Passage provided
Begin
BACKGROUND OF THE INVENTION

[0002] In order to achieve void free filling of cavities such as vias, it is desirable to eliminate entrapped air prior to, and during the filling process steps. Material properties related to efficacy of cavity filling include the viscosity of the fill material and the surface tension thereof. Within limits, structure design of the cavity (e.g., open through-hole) and cavity filling process parameters can be adjusted to accommodate material property characteristics. For example, it is common for via structures to be configured as open through-holes so that entrapped air can be displaced through the open bottom via surface as the material is introduced and fills the via. When via fill materials have high process viscosity and/or surface tension, through-hole via fill can be assisted by applying vacuum to the via bottom surface. In this way, via fill material can be directed into via openings in a step-wise manner, whereby material is first printed and then subjected to vacuum (oriented from the via bottom surface), then followed by additional printing/vacuum steps, as needed, until the vias are filled.

[0003] While prior art methods generally provide acceptable means of filling open through-hole vias, they are of limited utility with respect to filling other cavities such as blind via structures because such structures do not have a ready means of evacuating entrapped air during the via filling process. For such structures, filling processes are limited to those employing fill materials having sufficiently low viscosity so as to displace entrapped air as the material fills the cavity structures. This methodology is commonly employed by the printed circuit board industry where molten solder is used to fill blind vias. Beyond this process, there are currently no other readily accessible methodologies for filling cavities such as blind vias in a cost effective way. SUMMARY OF THE INVENTION

[0004] In accordance with the present invention, there are provided highly effective methods for filling cavities in a variety of substrates employing a wide range of filler materials.

[0005] In accordance with a further embodiment of the present invention, there are provided articles prepared employing invention methods, and novel apparatus which facilitate carrying out invention methods.

BRIEF DESCRIPTION OF THE FIGURES

[0006] Figure 1 collectively illustrates prior art methods of filling vias (see Figure 1 A, which illustrates commonly used methodology for copper electrodeposition, and Figure IB, which illustrates commonly used methodology for vacuum assisted printing), and invention ultrasonic assisted methods of filling vias (Figure 1C).

[0007] Figure 2 illustrates an embodiment of the present invention whereby a cavity- containing substrate is subjected to ultrasonic energy in conjunction with multiple applications of a dry via fill paste to produce filled vias.

[0008] Figure 3 illustrates a representative ultrasonic assisted printing process flow for dry via-filled interposer structures.

[0009] Figure 4 illustrates an exemplary apparatus according to the present invention.

[0010] Figure 5 illustrates another exemplary apparatus according to the present invention.

[0011] Figure 6 illustrates yet another exemplary apparatus according to the present invention.
End
Material provided
Begin
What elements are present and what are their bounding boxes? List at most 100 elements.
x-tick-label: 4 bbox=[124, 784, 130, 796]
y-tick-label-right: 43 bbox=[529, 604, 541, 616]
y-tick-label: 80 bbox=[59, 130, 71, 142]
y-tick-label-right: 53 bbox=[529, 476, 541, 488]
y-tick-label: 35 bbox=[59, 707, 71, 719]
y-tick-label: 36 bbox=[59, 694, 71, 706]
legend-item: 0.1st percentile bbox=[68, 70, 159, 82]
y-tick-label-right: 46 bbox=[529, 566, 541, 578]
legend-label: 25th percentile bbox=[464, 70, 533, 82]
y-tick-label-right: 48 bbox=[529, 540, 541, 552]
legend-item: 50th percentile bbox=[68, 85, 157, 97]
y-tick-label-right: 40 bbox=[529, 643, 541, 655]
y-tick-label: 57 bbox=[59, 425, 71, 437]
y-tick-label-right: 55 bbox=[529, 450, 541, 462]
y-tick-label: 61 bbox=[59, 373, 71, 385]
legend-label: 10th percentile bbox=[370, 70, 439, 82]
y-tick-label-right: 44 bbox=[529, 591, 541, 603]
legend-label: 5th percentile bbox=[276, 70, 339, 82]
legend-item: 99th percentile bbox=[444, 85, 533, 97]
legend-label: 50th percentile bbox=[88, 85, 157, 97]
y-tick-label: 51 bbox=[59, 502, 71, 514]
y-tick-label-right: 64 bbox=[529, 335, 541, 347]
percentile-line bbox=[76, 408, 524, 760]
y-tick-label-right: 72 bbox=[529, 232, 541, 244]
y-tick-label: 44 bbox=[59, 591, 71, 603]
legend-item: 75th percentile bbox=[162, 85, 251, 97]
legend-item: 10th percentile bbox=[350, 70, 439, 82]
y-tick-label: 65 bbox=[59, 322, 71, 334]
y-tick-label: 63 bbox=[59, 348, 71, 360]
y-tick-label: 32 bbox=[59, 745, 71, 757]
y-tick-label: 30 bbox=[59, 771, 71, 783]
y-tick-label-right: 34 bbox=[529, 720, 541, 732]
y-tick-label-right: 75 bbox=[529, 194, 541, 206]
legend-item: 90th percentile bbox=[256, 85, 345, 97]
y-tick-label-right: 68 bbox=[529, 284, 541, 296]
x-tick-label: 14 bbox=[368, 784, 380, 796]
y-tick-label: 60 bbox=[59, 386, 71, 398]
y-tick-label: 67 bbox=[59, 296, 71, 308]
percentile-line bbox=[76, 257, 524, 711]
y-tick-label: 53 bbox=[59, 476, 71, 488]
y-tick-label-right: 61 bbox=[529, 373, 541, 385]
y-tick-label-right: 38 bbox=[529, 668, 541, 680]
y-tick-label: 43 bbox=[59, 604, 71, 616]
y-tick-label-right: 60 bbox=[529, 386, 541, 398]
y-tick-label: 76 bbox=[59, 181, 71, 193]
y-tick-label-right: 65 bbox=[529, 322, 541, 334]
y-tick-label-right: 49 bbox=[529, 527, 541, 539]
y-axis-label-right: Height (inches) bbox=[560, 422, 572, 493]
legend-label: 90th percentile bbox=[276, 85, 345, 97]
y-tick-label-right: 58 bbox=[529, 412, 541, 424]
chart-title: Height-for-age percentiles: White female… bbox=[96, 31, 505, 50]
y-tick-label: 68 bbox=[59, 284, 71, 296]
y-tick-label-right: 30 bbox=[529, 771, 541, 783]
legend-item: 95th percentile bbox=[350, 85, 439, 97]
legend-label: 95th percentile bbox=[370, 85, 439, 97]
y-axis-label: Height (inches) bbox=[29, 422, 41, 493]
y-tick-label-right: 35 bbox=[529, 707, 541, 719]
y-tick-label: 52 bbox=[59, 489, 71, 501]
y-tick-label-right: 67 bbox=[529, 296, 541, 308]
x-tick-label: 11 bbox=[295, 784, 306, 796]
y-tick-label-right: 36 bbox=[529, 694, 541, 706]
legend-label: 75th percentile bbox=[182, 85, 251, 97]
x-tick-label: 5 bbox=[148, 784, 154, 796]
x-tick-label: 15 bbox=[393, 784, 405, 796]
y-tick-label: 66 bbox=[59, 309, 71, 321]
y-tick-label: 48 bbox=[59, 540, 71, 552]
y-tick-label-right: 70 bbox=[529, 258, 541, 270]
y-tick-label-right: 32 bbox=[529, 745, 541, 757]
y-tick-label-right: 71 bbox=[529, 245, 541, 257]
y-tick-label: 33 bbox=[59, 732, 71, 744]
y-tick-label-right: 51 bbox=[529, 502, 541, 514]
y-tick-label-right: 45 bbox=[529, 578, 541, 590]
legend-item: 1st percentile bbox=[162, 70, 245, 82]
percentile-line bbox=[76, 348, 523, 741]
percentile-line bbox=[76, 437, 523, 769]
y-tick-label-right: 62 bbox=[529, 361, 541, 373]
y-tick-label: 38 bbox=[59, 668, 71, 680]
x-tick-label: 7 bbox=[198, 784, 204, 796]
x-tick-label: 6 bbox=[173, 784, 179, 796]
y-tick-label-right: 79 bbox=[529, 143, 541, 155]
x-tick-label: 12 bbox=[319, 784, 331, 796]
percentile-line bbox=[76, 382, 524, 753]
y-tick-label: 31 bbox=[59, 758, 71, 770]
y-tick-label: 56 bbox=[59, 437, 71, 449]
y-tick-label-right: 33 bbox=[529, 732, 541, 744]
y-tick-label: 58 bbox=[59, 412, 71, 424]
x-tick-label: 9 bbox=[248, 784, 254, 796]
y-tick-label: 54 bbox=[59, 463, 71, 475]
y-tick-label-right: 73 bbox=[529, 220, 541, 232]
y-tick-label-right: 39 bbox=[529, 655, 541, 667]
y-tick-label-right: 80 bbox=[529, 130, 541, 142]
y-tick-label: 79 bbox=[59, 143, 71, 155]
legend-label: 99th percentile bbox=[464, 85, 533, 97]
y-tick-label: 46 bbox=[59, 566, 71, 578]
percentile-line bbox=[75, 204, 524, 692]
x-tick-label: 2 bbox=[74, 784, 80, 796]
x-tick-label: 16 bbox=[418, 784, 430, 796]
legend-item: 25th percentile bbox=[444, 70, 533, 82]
End
Rewrite the patent passage between "[0004] In accordance" and "vias (Figure 1C).", inclusive, replacing "ultrasonic" with "acoustic".

[0004] In accordance with the present invention, there are provided highly effective methods for filling cavities in a variety of substrates employing a wide range of filler materials.

[0005] In accordance with a further embodiment of the present invention, there are provided articles prepared employing invention methods, and novel apparatus which facilitate carrying out invention methods.

BRIEF DESCRIPTION OF THE FIGURES

[0006] Figure 1 collectively illustrates prior art methods of filling vias (see Figure 1 A, which illustrates commonly used methodology for copper electrodeposition, and Figure IB, which illustrates commonly used methodology for vacuum assisted printing), and invention acoustic assisted methods of filling vias (Figure 1C).